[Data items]
<<<<

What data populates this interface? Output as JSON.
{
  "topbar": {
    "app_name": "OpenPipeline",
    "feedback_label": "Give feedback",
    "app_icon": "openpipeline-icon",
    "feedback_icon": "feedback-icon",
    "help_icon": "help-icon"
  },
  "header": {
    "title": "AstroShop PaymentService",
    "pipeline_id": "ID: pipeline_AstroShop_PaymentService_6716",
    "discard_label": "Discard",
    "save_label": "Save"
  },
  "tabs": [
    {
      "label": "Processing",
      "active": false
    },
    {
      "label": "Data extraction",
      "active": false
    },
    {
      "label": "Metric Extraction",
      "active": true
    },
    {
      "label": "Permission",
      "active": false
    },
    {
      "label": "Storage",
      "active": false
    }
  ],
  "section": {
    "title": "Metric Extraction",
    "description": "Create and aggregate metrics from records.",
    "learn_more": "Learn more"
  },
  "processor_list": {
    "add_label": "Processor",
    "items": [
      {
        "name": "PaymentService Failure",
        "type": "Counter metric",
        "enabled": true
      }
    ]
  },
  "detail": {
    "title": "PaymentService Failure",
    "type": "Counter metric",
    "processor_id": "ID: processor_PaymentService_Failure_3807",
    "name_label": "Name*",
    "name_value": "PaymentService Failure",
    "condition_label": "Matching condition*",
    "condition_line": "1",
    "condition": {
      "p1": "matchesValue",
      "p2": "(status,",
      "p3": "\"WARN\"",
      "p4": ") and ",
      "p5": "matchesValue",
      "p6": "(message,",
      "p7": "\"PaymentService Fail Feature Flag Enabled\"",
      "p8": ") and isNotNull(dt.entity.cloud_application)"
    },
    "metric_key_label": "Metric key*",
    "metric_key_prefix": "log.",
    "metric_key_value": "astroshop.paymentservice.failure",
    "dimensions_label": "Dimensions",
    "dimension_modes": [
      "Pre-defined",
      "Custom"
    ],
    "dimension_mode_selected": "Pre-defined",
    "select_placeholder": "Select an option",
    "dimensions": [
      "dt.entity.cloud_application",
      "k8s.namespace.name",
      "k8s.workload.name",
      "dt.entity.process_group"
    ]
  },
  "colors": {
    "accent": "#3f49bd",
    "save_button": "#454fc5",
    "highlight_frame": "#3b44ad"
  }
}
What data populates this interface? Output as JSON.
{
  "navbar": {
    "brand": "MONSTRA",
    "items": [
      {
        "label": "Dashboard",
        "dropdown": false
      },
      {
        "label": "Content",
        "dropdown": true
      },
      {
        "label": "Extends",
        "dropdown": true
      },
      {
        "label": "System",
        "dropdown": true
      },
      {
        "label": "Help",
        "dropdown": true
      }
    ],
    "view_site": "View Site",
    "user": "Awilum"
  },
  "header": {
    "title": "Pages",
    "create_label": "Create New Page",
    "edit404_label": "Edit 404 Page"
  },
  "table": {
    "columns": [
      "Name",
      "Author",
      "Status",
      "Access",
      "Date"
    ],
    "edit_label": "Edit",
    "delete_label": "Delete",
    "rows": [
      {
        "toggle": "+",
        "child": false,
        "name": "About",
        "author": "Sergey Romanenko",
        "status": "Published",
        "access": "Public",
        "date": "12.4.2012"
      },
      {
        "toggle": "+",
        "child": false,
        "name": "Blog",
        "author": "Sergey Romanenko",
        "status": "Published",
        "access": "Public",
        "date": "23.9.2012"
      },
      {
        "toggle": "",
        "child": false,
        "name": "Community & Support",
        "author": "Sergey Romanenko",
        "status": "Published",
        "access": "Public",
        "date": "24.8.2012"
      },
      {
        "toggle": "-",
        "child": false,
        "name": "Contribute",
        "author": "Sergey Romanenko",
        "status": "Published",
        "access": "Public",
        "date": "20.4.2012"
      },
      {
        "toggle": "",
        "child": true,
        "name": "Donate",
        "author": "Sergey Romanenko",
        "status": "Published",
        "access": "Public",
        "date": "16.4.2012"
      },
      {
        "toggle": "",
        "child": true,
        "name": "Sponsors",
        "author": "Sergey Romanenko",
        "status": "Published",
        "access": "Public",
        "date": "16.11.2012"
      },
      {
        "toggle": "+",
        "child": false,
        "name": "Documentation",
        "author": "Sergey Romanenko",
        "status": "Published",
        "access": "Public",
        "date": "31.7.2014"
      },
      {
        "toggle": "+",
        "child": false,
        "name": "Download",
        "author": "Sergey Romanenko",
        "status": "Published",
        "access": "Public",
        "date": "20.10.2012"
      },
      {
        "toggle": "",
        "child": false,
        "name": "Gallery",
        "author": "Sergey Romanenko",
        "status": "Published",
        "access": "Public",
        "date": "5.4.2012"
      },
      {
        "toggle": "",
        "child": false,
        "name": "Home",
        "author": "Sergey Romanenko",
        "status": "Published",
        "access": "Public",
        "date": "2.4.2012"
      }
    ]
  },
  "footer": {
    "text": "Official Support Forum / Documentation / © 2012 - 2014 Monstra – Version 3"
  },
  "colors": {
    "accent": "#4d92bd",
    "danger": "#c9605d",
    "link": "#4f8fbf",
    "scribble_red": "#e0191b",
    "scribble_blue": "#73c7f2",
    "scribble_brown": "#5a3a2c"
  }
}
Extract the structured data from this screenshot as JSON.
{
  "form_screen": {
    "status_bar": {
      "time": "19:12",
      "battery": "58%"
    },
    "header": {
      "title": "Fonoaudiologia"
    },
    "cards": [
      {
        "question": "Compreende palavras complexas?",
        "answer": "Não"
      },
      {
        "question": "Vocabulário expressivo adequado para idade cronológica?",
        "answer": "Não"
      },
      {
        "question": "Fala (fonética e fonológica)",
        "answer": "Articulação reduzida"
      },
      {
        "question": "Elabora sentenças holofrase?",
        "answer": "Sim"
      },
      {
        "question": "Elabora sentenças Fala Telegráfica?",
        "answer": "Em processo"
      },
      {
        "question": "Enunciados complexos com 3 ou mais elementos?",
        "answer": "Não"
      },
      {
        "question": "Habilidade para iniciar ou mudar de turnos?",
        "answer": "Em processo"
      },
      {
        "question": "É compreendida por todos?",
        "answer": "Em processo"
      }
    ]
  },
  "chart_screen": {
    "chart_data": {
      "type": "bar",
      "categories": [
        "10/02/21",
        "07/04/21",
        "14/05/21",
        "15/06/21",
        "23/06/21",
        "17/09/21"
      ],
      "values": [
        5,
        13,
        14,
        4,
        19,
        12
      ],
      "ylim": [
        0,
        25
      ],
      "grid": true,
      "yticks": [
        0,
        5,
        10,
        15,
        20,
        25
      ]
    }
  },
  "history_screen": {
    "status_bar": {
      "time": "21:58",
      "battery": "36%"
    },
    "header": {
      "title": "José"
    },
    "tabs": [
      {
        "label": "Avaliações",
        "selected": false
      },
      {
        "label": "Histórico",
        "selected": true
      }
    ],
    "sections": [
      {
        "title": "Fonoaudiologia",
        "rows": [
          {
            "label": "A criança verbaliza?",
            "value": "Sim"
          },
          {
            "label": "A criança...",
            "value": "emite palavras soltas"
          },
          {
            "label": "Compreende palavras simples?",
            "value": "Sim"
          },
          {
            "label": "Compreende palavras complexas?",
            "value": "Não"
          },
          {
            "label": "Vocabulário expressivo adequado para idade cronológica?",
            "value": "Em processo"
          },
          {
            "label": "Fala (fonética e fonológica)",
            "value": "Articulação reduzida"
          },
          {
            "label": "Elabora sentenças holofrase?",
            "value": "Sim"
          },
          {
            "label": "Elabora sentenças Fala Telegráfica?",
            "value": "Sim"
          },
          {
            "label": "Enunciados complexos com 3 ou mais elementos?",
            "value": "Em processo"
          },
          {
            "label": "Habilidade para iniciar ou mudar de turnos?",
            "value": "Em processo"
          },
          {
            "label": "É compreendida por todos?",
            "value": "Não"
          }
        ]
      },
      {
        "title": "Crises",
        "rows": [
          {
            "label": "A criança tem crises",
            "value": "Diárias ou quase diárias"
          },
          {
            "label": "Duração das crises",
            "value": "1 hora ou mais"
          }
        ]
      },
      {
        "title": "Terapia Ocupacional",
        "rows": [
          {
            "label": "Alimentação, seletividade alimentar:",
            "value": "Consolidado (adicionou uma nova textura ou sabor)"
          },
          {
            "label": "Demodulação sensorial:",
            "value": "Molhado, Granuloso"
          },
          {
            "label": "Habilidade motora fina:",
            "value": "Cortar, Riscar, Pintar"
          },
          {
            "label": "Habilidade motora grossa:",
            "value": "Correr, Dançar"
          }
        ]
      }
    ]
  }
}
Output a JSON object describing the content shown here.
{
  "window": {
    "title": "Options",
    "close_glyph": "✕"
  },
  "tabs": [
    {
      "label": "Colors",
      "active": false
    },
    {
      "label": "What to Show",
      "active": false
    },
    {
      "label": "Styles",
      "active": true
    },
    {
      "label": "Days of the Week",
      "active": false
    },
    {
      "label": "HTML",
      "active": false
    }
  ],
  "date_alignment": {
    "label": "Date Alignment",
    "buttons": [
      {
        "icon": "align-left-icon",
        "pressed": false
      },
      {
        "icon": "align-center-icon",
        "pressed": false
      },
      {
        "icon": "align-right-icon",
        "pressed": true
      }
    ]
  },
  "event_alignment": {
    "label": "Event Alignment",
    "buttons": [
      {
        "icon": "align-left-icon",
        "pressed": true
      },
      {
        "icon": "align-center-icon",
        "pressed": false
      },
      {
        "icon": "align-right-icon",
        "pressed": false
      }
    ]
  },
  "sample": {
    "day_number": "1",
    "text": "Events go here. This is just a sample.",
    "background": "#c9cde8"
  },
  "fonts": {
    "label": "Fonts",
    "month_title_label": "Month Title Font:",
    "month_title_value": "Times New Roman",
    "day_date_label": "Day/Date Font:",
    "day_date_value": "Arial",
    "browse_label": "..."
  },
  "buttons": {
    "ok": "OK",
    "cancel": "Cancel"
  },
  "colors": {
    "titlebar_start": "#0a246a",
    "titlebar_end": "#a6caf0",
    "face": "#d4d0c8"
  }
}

>>>>

→ What you should do
Extract all lines from the data in which "Habilidade" is found.

→ Reply to the task
        "question": "Habilidade para iniciar ou mudar de turnos?",
            "label": "Habilidade para iniciar ou mudar de turnos?",
            "label": "Habilidade motora fina:",
            "label": "Habilidade motora grossa:",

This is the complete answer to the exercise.